> Given records
— start —

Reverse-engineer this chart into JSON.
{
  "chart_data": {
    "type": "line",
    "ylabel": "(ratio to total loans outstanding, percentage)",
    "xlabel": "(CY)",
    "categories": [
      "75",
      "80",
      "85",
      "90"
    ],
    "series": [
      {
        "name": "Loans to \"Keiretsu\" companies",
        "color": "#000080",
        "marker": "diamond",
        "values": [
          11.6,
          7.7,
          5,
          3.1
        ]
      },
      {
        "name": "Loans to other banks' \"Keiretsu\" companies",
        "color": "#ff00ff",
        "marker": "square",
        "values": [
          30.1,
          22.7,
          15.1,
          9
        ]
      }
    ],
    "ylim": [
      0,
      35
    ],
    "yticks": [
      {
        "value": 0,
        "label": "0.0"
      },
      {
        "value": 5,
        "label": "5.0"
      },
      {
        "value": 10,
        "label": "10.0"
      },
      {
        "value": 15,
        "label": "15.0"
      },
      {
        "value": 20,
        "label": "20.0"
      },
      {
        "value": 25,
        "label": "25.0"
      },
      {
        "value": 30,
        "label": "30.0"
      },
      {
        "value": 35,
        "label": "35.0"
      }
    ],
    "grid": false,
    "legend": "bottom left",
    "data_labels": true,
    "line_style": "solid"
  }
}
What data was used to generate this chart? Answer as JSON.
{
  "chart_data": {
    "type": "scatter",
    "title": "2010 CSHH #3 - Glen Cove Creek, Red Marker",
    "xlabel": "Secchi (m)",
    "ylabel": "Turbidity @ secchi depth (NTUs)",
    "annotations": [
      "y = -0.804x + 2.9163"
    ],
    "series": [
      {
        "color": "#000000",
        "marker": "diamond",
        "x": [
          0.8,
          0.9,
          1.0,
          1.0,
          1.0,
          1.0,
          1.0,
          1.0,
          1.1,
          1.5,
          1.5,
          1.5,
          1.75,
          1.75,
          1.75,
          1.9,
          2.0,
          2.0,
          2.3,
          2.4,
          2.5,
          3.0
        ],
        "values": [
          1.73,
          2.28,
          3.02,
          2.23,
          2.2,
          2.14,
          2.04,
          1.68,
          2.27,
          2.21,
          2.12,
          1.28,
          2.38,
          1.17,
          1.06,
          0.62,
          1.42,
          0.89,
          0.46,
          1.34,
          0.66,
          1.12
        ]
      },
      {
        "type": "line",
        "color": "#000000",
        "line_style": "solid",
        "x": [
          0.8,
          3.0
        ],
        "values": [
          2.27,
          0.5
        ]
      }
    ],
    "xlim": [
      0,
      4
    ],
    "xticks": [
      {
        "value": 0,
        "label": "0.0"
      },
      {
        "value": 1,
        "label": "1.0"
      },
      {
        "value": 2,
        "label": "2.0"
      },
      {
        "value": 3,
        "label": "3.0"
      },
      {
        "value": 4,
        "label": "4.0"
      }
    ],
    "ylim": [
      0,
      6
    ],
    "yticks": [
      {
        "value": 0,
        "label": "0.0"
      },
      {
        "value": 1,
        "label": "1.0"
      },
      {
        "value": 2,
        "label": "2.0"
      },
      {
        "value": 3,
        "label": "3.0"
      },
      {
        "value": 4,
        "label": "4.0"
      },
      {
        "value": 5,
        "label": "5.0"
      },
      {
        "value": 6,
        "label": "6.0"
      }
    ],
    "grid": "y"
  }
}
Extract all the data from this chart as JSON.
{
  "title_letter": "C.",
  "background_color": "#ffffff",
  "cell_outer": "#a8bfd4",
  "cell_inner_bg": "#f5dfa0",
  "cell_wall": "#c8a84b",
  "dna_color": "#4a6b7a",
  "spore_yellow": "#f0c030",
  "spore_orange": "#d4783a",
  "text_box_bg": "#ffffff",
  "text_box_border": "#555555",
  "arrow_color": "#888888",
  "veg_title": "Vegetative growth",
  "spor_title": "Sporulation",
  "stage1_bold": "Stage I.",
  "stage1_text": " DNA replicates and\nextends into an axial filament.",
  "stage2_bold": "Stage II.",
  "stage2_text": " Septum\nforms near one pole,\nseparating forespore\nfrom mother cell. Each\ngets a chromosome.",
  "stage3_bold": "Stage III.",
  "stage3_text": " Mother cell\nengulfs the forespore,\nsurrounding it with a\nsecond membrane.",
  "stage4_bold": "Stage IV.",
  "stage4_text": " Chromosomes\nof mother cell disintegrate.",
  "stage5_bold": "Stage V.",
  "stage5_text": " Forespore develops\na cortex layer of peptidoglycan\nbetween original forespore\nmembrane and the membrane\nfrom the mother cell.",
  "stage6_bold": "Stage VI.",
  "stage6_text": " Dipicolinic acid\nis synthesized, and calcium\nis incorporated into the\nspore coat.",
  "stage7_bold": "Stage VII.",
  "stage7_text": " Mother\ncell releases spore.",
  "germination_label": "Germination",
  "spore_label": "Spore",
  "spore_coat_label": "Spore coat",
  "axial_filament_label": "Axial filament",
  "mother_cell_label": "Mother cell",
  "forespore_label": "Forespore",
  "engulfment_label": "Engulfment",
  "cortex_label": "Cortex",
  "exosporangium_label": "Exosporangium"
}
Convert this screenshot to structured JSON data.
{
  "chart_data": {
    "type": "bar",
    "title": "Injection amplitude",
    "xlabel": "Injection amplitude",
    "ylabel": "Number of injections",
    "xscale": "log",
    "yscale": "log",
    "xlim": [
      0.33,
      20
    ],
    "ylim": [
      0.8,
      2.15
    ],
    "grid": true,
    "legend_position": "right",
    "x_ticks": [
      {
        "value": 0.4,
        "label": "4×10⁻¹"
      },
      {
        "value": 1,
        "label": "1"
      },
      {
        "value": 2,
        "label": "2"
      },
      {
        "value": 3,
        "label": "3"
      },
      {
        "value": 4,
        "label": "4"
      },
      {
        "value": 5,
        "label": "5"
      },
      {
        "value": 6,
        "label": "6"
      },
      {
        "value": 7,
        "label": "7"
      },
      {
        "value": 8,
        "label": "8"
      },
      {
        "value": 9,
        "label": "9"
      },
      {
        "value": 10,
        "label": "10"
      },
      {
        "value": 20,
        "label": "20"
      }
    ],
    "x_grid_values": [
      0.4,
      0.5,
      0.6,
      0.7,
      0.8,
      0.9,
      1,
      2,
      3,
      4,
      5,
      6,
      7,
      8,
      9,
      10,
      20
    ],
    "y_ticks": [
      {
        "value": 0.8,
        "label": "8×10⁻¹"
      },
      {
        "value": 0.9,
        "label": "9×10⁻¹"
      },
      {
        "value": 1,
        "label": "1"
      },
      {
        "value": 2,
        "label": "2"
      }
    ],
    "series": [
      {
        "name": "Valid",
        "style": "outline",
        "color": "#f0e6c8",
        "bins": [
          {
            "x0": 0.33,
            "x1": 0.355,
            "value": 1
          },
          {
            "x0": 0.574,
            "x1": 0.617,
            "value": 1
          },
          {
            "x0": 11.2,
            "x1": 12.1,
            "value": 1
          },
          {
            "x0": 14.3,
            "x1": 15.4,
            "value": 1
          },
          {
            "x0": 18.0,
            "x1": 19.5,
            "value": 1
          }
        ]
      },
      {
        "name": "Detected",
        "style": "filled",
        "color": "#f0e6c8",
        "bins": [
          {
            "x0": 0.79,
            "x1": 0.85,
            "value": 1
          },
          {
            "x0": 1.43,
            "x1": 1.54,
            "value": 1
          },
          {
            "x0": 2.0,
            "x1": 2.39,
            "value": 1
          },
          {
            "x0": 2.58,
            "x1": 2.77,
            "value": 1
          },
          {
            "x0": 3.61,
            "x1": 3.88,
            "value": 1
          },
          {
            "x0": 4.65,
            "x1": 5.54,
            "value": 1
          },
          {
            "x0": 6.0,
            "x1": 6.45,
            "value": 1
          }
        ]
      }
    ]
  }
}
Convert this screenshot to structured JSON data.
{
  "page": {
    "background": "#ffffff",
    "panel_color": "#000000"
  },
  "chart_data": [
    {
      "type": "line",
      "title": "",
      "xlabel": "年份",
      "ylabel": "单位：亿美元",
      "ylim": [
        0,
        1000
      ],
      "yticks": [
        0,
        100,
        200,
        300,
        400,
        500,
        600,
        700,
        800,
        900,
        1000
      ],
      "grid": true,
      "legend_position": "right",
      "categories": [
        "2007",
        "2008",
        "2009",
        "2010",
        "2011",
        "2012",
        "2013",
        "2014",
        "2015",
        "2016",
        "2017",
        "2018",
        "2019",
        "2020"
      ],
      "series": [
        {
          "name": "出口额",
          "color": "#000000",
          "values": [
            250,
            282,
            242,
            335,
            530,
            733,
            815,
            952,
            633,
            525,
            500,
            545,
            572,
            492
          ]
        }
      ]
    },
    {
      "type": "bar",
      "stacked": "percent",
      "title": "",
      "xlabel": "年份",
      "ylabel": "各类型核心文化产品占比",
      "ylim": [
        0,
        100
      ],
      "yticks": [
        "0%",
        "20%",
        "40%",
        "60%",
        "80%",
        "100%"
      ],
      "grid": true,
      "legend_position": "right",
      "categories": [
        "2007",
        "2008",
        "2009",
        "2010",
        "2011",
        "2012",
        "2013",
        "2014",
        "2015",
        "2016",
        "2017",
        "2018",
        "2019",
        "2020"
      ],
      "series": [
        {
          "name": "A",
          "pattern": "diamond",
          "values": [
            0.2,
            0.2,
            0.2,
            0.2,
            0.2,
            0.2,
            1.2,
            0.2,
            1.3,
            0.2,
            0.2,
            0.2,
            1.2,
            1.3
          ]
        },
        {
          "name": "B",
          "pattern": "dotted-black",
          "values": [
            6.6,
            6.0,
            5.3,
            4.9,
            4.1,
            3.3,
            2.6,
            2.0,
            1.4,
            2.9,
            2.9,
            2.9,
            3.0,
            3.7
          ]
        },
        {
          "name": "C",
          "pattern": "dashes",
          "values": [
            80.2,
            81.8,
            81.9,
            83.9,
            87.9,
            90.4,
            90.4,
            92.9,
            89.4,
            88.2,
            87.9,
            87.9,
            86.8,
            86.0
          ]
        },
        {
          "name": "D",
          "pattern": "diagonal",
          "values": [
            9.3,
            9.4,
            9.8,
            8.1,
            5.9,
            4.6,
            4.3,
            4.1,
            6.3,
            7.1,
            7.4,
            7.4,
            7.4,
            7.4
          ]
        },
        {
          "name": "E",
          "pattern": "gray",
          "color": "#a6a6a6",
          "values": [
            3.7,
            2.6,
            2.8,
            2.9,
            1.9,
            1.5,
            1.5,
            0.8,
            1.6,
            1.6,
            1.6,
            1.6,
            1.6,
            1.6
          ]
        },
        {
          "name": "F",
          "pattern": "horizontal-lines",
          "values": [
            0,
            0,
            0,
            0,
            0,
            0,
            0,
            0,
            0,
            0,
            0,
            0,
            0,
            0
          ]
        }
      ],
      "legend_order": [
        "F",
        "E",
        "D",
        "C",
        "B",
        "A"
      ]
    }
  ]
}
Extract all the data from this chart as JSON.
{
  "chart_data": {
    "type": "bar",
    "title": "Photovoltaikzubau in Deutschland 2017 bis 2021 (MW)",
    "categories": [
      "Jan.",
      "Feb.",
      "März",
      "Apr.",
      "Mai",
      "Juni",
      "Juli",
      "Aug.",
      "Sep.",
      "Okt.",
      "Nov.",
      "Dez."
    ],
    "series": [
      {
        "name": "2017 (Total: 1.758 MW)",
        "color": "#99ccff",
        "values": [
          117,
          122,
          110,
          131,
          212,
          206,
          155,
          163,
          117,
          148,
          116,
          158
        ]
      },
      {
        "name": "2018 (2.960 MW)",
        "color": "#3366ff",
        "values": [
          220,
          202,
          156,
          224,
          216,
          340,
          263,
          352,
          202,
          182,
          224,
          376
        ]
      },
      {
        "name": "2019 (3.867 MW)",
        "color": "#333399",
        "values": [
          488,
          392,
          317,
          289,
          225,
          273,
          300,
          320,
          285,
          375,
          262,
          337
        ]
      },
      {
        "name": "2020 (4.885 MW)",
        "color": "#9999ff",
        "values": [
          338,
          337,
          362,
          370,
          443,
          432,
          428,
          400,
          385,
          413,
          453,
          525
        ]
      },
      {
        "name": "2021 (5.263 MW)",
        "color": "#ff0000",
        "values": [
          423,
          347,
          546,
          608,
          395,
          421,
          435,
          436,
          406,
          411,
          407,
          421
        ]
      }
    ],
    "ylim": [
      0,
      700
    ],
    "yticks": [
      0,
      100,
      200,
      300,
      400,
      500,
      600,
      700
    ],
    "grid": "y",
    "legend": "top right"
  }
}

— end —

> Written exercise
Go through the data above and find the lines with the word "membrane". Copy each of those lines.

> Finished task
  "stage3_text": " Mother cell\nengulfs the forespore,\nsurrounding it with a\nsecond membrane.",
  "stage5_text": " Forespore develops\na cortex layer of peptidoglycan\nbetween original forespore\nmembrane and the membrane\nfrom the mother cell.",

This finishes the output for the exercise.